Task: Restate every line of the material, word for word.

(Dataset listings of figures)
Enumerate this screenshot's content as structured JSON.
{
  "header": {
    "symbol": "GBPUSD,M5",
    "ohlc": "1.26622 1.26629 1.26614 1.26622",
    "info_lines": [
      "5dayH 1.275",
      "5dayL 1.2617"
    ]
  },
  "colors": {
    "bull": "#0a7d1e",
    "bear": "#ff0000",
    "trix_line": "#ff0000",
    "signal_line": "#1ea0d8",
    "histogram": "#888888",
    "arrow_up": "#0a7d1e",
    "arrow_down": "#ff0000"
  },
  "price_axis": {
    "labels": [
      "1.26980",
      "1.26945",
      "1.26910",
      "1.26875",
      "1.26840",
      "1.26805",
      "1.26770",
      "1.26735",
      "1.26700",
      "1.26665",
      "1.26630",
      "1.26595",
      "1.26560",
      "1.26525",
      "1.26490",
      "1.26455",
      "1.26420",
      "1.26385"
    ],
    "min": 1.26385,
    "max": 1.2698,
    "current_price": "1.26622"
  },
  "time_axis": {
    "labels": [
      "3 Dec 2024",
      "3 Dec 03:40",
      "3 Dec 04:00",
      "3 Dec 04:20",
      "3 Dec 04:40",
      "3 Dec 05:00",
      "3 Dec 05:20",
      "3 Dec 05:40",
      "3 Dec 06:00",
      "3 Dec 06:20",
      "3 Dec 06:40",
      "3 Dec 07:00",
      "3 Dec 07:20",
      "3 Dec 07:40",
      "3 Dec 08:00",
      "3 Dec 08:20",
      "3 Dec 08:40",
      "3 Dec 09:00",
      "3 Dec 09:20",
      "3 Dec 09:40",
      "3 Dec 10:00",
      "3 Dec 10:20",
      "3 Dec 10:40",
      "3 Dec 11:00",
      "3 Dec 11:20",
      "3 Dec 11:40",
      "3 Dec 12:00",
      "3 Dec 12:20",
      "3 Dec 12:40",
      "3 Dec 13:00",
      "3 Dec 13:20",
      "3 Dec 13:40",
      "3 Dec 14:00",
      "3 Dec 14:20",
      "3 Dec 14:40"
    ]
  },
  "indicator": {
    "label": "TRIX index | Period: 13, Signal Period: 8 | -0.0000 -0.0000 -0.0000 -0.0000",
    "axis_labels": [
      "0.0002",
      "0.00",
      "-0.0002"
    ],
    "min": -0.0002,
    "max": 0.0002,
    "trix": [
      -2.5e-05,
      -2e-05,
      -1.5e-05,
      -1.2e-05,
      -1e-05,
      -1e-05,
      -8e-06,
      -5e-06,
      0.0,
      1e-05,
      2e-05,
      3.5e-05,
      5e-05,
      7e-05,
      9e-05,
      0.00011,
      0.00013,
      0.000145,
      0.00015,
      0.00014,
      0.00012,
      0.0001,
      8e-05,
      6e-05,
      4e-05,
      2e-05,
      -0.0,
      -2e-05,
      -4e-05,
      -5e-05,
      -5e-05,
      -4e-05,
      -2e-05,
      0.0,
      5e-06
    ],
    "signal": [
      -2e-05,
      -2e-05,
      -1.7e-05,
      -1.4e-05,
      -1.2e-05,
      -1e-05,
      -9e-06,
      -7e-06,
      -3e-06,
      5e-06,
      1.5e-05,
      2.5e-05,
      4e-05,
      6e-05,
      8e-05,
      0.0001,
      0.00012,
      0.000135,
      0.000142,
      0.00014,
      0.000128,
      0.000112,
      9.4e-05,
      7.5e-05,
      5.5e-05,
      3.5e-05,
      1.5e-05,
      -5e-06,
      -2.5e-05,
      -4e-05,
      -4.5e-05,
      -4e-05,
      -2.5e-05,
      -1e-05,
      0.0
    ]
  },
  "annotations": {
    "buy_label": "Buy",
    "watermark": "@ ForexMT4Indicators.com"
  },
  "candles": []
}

The response:
Enumerate this screenshot's content as structured JSON.
{
  "header": {
    "symbol": "GBPUSD,M5",
    "ohlc": "1.26622 1.26629 1.26614 1.26622",
    "info_lines": [
      "5dayH 1.275",
      "5dayL 1.2617"
    ]
  },
  "colors": {
    "bull": "#0a7d1e",
    "bear": "#ff0000",
    "trix_line": "#ff0000",
    "signal_line": "#1ea0d8",
    "histogram": "#888888",
    "arrow_up": "#0a7d1e",
    "arrow_down": "#ff0000"
  },
  "price_axis": {
    "labels": [
      "1.26980",
      "1.26945",
      "1.26910",
      "1.26875",
      "1.26840",
      "1.26805",
      "1.26770",
      "1.26735",
      "1.26700",
      "1.26665",
      "1.26630",
      "1.26595",
      "1.26560",
      "1.26525",
      "1.26490",
      "1.26455",
      "1.26420",
      "1.26385"
    ],
    "min": 1.26385,
    "max": 1.2698,
    "current_price": "1.26622"
  },
  "time_axis": {
    "labels": [
      "3 Dec 2024",
      "3 Dec 03:40",
      "3 Dec 04:00",
      "3 Dec 04:20",
      "3 Dec 04:40",
      "3 Dec 05:00",
      "3 Dec 05:20",
      "3 Dec 05:40",
      "3 Dec 06:00",
      "3 Dec 06:20",
      "3 Dec 06:40",
      "3 Dec 07:00",
      "3 Dec 07:20",
      "3 Dec 07:40",
      "3 Dec 08:00",
      "3 Dec 08:20",
      "3 Dec 08:40",
      "3 Dec 09:00",
      "3 Dec 09:20",
      "3 Dec 09:40",
      "3 Dec 10:00",
      "3 Dec 10:20",
      "3 Dec 10:40",
      "3 Dec 11:00",
      "3 Dec 11:20",
      "3 Dec 11:40",
      "3 Dec 12:00",
      "3 Dec 12:20",
      "3 Dec 12:40",
      "3 Dec 13:00",
      "3 Dec 13:20",
      "3 Dec 13:40",
      "3 Dec 14:00",
      "3 Dec 14:20",
      "3 Dec 14:40"
    ]
  },
  "indicator": {
    "label": "TRIX index | Period: 13, Signal Period: 8 | -0.0000 -0.0000 -0.0000 -0.0000",
    "axis_labels": [
      "0.0002",
      "0.00",
      "-0.0002"
    ],
    "min": -0.0002,
    "max": 0.0002,
    "trix": [
      -2.5e-05,
      -2e-05,
      -1.5e-05,
      -1.2e-05,
      -1e-05,
      -1e-05,
      -8e-06,
      -5e-06,
      0.0,
      1e-05,
      2e-05,
      3.5e-05,
      5e-05,
      7e-05,
      9e-05,
      0.00011,
      0.00013,
      0.000145,
      0.00015,
      0.00014,
      0.00012,
      0.0001,
      8e-05,
      6e-05,
      4e-05,
      2e-05,
      -0.0,
      -2e-05,
      -4e-05,
      -5e-05,
      -5e-05,
      -4e-05,
      -2e-05,
      0.0,
      5e-06
    ],
    "signal": [
      -2e-05,
      -2e-05,
      -1.7e-05,
      -1.4e-05,
      -1.2e-05,
      -1e-05,
      -9e-06,
      -7e-06,
      -3e-06,
      5e-06,
      1.5e-05,
      2.5e-05,
      4e-05,
      6e-05,
      8e-05,
      0.0001,
      0.00012,
      0.000135,
      0.000142,
      0.00014,
      0.000128,
      0.000112,
      9.4e-05,
      7.5e-05,
      5.5e-05,
      3.5e-05,
      1.5e-05,
      -5e-06,
      -2.5e-05,
      -4e-05,
      -4.5e-05,
      -4e-05,
      -2.5e-05,
      -1e-05,
      0.0
    ]
  },
  "annotations": {
    "buy_label": "Buy",
    "watermark": "@ ForexMT4Indicators.com"
  },
  "candles": []
}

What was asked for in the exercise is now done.